___ Data
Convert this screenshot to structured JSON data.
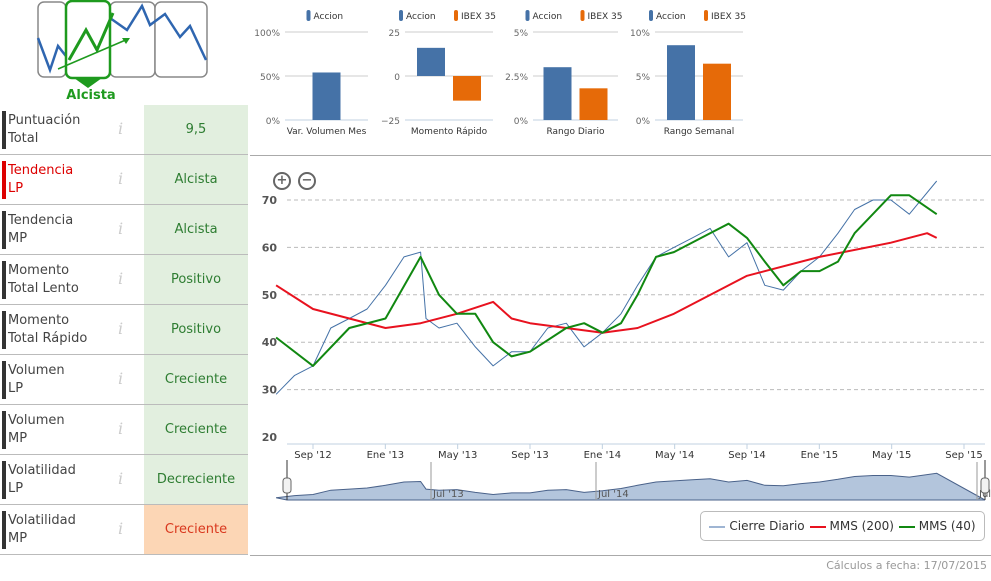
{
  "logo": {
    "label": "Alcista",
    "colors": {
      "green": "#1e9a1e",
      "blue": "#2f66b0"
    }
  },
  "rows": [
    {
      "label1": "Puntuación",
      "label2": "Total",
      "value": "9,5"
    },
    {
      "label1": "Tendencia",
      "label2": "LP",
      "value": "Alcista",
      "highlight": true
    },
    {
      "label1": "Tendencia",
      "label2": "MP",
      "value": "Alcista"
    },
    {
      "label1": "Momento",
      "label2": "Total Lento",
      "value": "Positivo"
    },
    {
      "label1": "Momento",
      "label2": "Total Rápido",
      "value": "Positivo"
    },
    {
      "label1": "Volumen",
      "label2": "LP",
      "value": "Creciente"
    },
    {
      "label1": "Volumen",
      "label2": "MP",
      "value": "Creciente"
    },
    {
      "label1": "Volatilidad",
      "label2": "LP",
      "value": "Decreciente"
    },
    {
      "label1": "Volatilidad",
      "label2": "MP",
      "value": "Creciente",
      "warn": true
    }
  ],
  "info_icon": "i",
  "chart_data": [
    {
      "type": "bar",
      "title": "Var. Volumen Mes",
      "ticks": [
        "100%",
        "50%",
        "0%"
      ],
      "ylim": [
        0,
        100
      ],
      "series": [
        {
          "name": "Accion",
          "color": "#4572a7",
          "values": [
            54
          ]
        }
      ]
    },
    {
      "type": "bar",
      "title": "Momento Rápido",
      "ticks": [
        "25",
        "0",
        "−25"
      ],
      "ylim": [
        -25,
        25
      ],
      "series": [
        {
          "name": "Accion",
          "color": "#4572a7",
          "values": [
            16
          ]
        },
        {
          "name": "IBEX 35",
          "color": "#e66a08",
          "values": [
            -14
          ]
        }
      ]
    },
    {
      "type": "bar",
      "title": "Rango Diario",
      "ticks": [
        "5%",
        "2.5%",
        "0%"
      ],
      "ylim": [
        0,
        5
      ],
      "series": [
        {
          "name": "Accion",
          "color": "#4572a7",
          "values": [
            3.0
          ]
        },
        {
          "name": "IBEX 35",
          "color": "#e66a08",
          "values": [
            1.8
          ]
        }
      ]
    },
    {
      "type": "bar",
      "title": "Rango Semanal",
      "ticks": [
        "10%",
        "5%",
        "0%"
      ],
      "ylim": [
        0,
        10
      ],
      "series": [
        {
          "name": "Accion",
          "color": "#4572a7",
          "values": [
            8.5
          ]
        },
        {
          "name": "IBEX 35",
          "color": "#e66a08",
          "values": [
            6.4
          ]
        }
      ]
    },
    {
      "type": "line",
      "ylim": [
        20,
        70
      ],
      "yticks": [
        "20",
        "30",
        "40",
        "50",
        "60",
        "70"
      ],
      "xticks": [
        "Sep '12",
        "Ene '13",
        "May '13",
        "Sep '13",
        "Ene '14",
        "May '14",
        "Sep '14",
        "Ene '15",
        "May '15",
        "Sep '15"
      ],
      "navigator_labels": [
        "Jul '13",
        "Jul '14",
        "Jul"
      ],
      "series": [
        {
          "name": "Cierre Diario",
          "color": "#4572a7",
          "points": [
            [
              "2012-07",
              29
            ],
            [
              "2012-08",
              33
            ],
            [
              "2012-09",
              35
            ],
            [
              "2012-10",
              43
            ],
            [
              "2012-11",
              45
            ],
            [
              "2012-12",
              47
            ],
            [
              "2013-01",
              52
            ],
            [
              "2013-02",
              58
            ],
            [
              "2013-03",
              59
            ],
            [
              "2013-03-10",
              45
            ],
            [
              "2013-04",
              43
            ],
            [
              "2013-05",
              44
            ],
            [
              "2013-06",
              39
            ],
            [
              "2013-07",
              35
            ],
            [
              "2013-08",
              38
            ],
            [
              "2013-09",
              38
            ],
            [
              "2013-10",
              43
            ],
            [
              "2013-11",
              44
            ],
            [
              "2013-12",
              39
            ],
            [
              "2014-01",
              42
            ],
            [
              "2014-02",
              46
            ],
            [
              "2014-03",
              52
            ],
            [
              "2014-04",
              58
            ],
            [
              "2014-05",
              60
            ],
            [
              "2014-06",
              62
            ],
            [
              "2014-07",
              64
            ],
            [
              "2014-08",
              58
            ],
            [
              "2014-09",
              61
            ],
            [
              "2014-10",
              52
            ],
            [
              "2014-11",
              51
            ],
            [
              "2014-12",
              55
            ],
            [
              "2015-01",
              58
            ],
            [
              "2015-02",
              63
            ],
            [
              "2015-03",
              68
            ],
            [
              "2015-04",
              70
            ],
            [
              "2015-05",
              70
            ],
            [
              "2015-06",
              67
            ],
            [
              "2015-07-17",
              74
            ]
          ]
        },
        {
          "name": "MMS (200)",
          "color": "#e8121f",
          "points": [
            [
              "2012-07",
              52
            ],
            [
              "2012-09",
              47
            ],
            [
              "2013-01",
              43
            ],
            [
              "2013-03",
              44
            ],
            [
              "2013-05",
              46
            ],
            [
              "2013-07",
              48.5
            ],
            [
              "2013-08",
              45
            ],
            [
              "2013-09",
              44
            ],
            [
              "2014-01",
              42
            ],
            [
              "2014-03",
              43
            ],
            [
              "2014-05",
              46
            ],
            [
              "2014-09",
              54
            ],
            [
              "2015-01",
              58
            ],
            [
              "2015-05",
              61
            ],
            [
              "2015-07",
              63
            ],
            [
              "2015-07-17",
              62
            ]
          ]
        },
        {
          "name": "MMS (40)",
          "color": "#118811",
          "points": [
            [
              "2012-07",
              41
            ],
            [
              "2012-09",
              35
            ],
            [
              "2012-11",
              43
            ],
            [
              "2013-01",
              45
            ],
            [
              "2013-03",
              58
            ],
            [
              "2013-04",
              50
            ],
            [
              "2013-05",
              46
            ],
            [
              "2013-06",
              46
            ],
            [
              "2013-07",
              40
            ],
            [
              "2013-08",
              37
            ],
            [
              "2013-09",
              38
            ],
            [
              "2013-11",
              43
            ],
            [
              "2013-12",
              44
            ],
            [
              "2014-01",
              42
            ],
            [
              "2014-02",
              44
            ],
            [
              "2014-03",
              50
            ],
            [
              "2014-04",
              58
            ],
            [
              "2014-05",
              59
            ],
            [
              "2014-07",
              63
            ],
            [
              "2014-08",
              65
            ],
            [
              "2014-09",
              62
            ],
            [
              "2014-10",
              57
            ],
            [
              "2014-11",
              52
            ],
            [
              "2014-12",
              55
            ],
            [
              "2015-01",
              55
            ],
            [
              "2015-02",
              57
            ],
            [
              "2015-03",
              63
            ],
            [
              "2015-05",
              71
            ],
            [
              "2015-06",
              71
            ],
            [
              "2015-07-17",
              67
            ]
          ]
        }
      ]
    }
  ],
  "zoom": {
    "in": "+",
    "out": "−"
  },
  "footnote": "Cálculos a fecha: 17/07/2015"
}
______
What you need to do
Pictures in the records above are left out; print everything else exactly as written.

Output for this task
Convert this screenshot to structured JSON data.
{
  "logo": {
    "label": "Alcista",
    "colors": {
      "green": "#1e9a1e",
      "blue": "#2f66b0"
    }
  },
  "rows": [
    {
      "label1": "Puntuación",
      "label2": "Total",
      "value": "9,5"
    },
    {
      "label1": "Tendencia",
      "label2": "LP",
      "value": "Alcista",
      "highlight": true
    },
    {
      "label1": "Tendencia",
      "label2": "MP",
      "value": "Alcista"
    },
    {
      "label1": "Momento",
      "label2": "Total Lento",
      "value": "Positivo"
    },
    {
      "label1": "Momento",
      "label2": "Total Rápido",
      "value": "Positivo"
    },
    {
      "label1": "Volumen",
      "label2": "LP",
      "value": "Creciente"
    },
    {
      "label1": "Volumen",
      "label2": "MP",
      "value": "Creciente"
    },
    {
      "label1": "Volatilidad",
      "label2": "LP",
      "value": "Decreciente"
    },
    {
      "label1": "Volatilidad",
      "label2": "MP",
      "value": "Creciente",
      "warn": true
    }
  ],
  "info_icon": "i",
  "chart_data": [
    {
      "type": "bar",
      "title": "Var. Volumen Mes",
      "ticks": [
        "100%",
        "50%",
        "0%"
      ],
      "ylim": [
        0,
        100
      ],
      "series": [
        {
          "name": "Accion",
          "color": "#4572a7",
          "values": [
            54
          ]
        }
      ]
    },
    {
      "type": "bar",
      "title": "Momento Rápido",
      "ticks": [
        "25",
        "0",
        "−25"
      ],
      "ylim": [
        -25,
        25
      ],
      "series": [
        {
          "name": "Accion",
          "color": "#4572a7",
          "values": [
            16
          ]
        },
        {
          "name": "IBEX 35",
          "color": "#e66a08",
          "values": [
            -14
          ]
        }
      ]
    },
    {
      "type": "bar",
      "title": "Rango Diario",
      "ticks": [
        "5%",
        "2.5%",
        "0%"
      ],
      "ylim": [
        0,
        5
      ],
      "series": [
        {
          "name": "Accion",
          "color": "#4572a7",
          "values": [
            3.0
          ]
        },
        {
          "name": "IBEX 35",
          "color": "#e66a08",
          "values": [
            1.8
          ]
        }
      ]
    },
    {
      "type": "bar",
      "title": "Rango Semanal",
      "ticks": [
        "10%",
        "5%",
        "0%"
      ],
      "ylim": [
        0,
        10
      ],
      "series": [
        {
          "name": "Accion",
          "color": "#4572a7",
          "values": [
            8.5
          ]
        },
        {
          "name": "IBEX 35",
          "color": "#e66a08",
          "values": [
            6.4
          ]
        }
      ]
    },
    {
      "type": "line",
      "ylim": [
        20,
        70
      ],
      "yticks": [
        "20",
        "30",
        "40",
        "50",
        "60",
        "70"
      ],
      "xticks": [
        "Sep '12",
        "Ene '13",
        "May '13",
        "Sep '13",
        "Ene '14",
        "May '14",
        "Sep '14",
        "Ene '15",
        "May '15",
        "Sep '15"
      ],
      "navigator_labels": [
        "Jul '13",
        "Jul '14",
        "Jul"
      ],
      "series": [
        {
          "name": "Cierre Diario",
          "color": "#4572a7",
          "points": [
            [
              "2012-07",
              29
            ],
            [
              "2012-08",
              33
            ],
            [
              "2012-09",
              35
            ],
            [
              "2012-10",
              43
            ],
            [
              "2012-11",
              45
            ],
            [
              "2012-12",
              47
            ],
            [
              "2013-01",
              52
            ],
            [
              "2013-02",
              58
            ],
            [
              "2013-03",
              59
            ],
            [
              "2013-03-10",
              45
            ],
            [
              "2013-04",
              43
            ],
            [
              "2013-05",
              44
            ],
            [
              "2013-06",
              39
            ],
            [
              "2013-07",
              35
            ],
            [
              "2013-08",
              38
            ],
            [
              "2013-09",
              38
            ],
            [
              "2013-10",
              43
            ],
            [
              "2013-11",
              44
            ],
            [
              "2013-12",
              39
            ],
            [
              "2014-01",
              42
            ],
            [
              "2014-02",
              46
            ],
            [
              "2014-03",
              52
            ],
            [
              "2014-04",
              58
            ],
            [
              "2014-05",
              60
            ],
            [
              "2014-06",
              62
            ],
            [
              "2014-07",
              64
            ],
            [
              "2014-08",
              58
            ],
            [
              "2014-09",
              61
            ],
            [
              "2014-10",
              52
            ],
            [
              "2014-11",
              51
            ],
            [
              "2014-12",
              55
            ],
            [
              "2015-01",
              58
            ],
            [
              "2015-02",
              63
            ],
            [
              "2015-03",
              68
            ],
            [
              "2015-04",
              70
            ],
            [
              "2015-05",
              70
            ],
            [
              "2015-06",
              67
            ],
            [
              "2015-07-17",
              74
            ]
          ]
        },
        {
          "name": "MMS (200)",
          "color": "#e8121f",
          "points": [
            [
              "2012-07",
              52
            ],
            [
              "2012-09",
              47
            ],
            [
              "2013-01",
              43
            ],
            [
              "2013-03",
              44
            ],
            [
              "2013-05",
              46
            ],
            [
              "2013-07",
              48.5
            ],
            [
              "2013-08",
              45
            ],
            [
              "2013-09",
              44
            ],
            [
              "2014-01",
              42
            ],
            [
              "2014-03",
              43
            ],
            [
              "2014-05",
              46
            ],
            [
              "2014-09",
              54
            ],
            [
              "2015-01",
              58
            ],
            [
              "2015-05",
              61
            ],
            [
              "2015-07",
              63
            ],
            [
              "2015-07-17",
              62
            ]
          ]
        },
        {
          "name": "MMS (40)",
          "color": "#118811",
          "points": [
            [
              "2012-07",
              41
            ],
            [
              "2012-09",
              35
            ],
            [
              "2012-11",
              43
            ],
            [
              "2013-01",
              45
            ],
            [
              "2013-03",
              58
            ],
            [
              "2013-04",
              50
            ],
            [
              "2013-05",
              46
            ],
            [
              "2013-06",
              46
            ],
            [
              "2013-07",
              40
            ],
            [
              "2013-08",
              37
            ],
            [
              "2013-09",
              38
            ],
            [
              "2013-11",
              43
            ],
            [
              "2013-12",
              44
            ],
            [
              "2014-01",
              42
            ],
            [
              "2014-02",
              44
            ],
            [
              "2014-03",
              50
            ],
            [
              "2014-04",
              58
            ],
            [
              "2014-05",
              59
            ],
            [
              "2014-07",
              63
            ],
            [
              "2014-08",
              65
            ],
            [
              "2014-09",
              62
            ],
            [
              "2014-10",
              57
            ],
            [
              "2014-11",
              52
            ],
            [
              "2014-12",
              55
            ],
            [
              "2015-01",
              55
            ],
            [
              "2015-02",
              57
            ],
            [
              "2015-03",
              63
            ],
            [
              "2015-05",
              71
            ],
            [
              "2015-06",
              71
            ],
            [
              "2015-07-17",
              67
            ]
          ]
        }
      ]
    }
  ],
  "zoom": {
    "in": "+",
    "out": "−"
  },
  "footnote": "Cálculos a fecha: 17/07/2015"
}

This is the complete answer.